**Task goal:**
Could you retype, word for word, the part of the text on Beyoncé's "Cowboy Carter" starting at "On the second" and ending at "bigger the better."?

**Text provided:**
There are too many references to list in the entirety of “Cowboy Carter” – including a passage in penultimate track “Sweet Honey Buckin’” that seems to comment directly on her husband Jay-Z’s remarks earlier this year about how she’s not yet been recognized with a Grammy for album of the year, but she’s unbothered. “A-O-T-Y, I ain’t win (That’s cool)/ I ain’t stuntin’ ’bout them,” she sings.

Throughout, Beyoncé acknowledges the influence of artists who have come before her, and subverts concepts of country music by connecting past to present. In addition to Martell’s presence on multiple album interludes, samples of Chuck Berry can be found, briefly on “Smoke House Willie Nelson” and in sped-up fashion on “Oh Louisiana.”

On the second track, her hauntingly beautiful cover of The Beatles’ “Blackbird,” Queen Bey teams with rising Black country singers/songwriters Tanner Adell, Reyna Roberts, Tiera Kennedy and Brittney Spencer. On “Just for Fun,” she duets with Willie Jones, who has described his sound as a bridge between “the Block Party and the Barn Dance.”

Beyoncé shows there’s room for all at her “Cowboy Carter”party – and the bigger the better.

**Dataset content:**
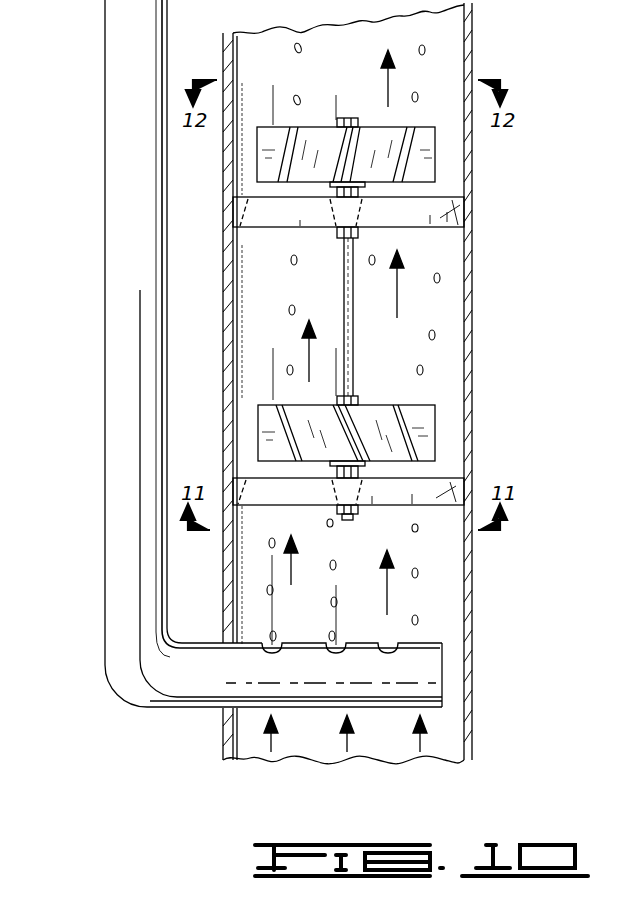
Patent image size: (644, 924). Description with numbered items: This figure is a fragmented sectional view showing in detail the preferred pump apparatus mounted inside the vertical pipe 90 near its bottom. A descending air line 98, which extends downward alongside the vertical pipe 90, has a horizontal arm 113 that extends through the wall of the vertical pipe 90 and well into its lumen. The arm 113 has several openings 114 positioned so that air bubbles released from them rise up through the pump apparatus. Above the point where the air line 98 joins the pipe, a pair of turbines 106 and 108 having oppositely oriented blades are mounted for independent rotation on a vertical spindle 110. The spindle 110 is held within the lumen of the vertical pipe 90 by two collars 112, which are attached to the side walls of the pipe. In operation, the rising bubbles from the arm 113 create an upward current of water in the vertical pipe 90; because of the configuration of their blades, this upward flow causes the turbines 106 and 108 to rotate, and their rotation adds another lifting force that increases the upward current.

**Response to this task:**
On the second track, her hauntingly beautiful cover of The Beatles’ “Blackbird,” Queen Bey teams with rising Black country singers/songwriters Tanner Adell, Reyna Roberts, Tiera Kennedy and Brittney Spencer. On “Just for Fun,” she duets with Willie Jones, who has described his sound as a bridge between “the Block Party and the Barn Dance.”

Beyoncé shows there’s room for all at her “Cowboy Carter”party – and the bigger the better.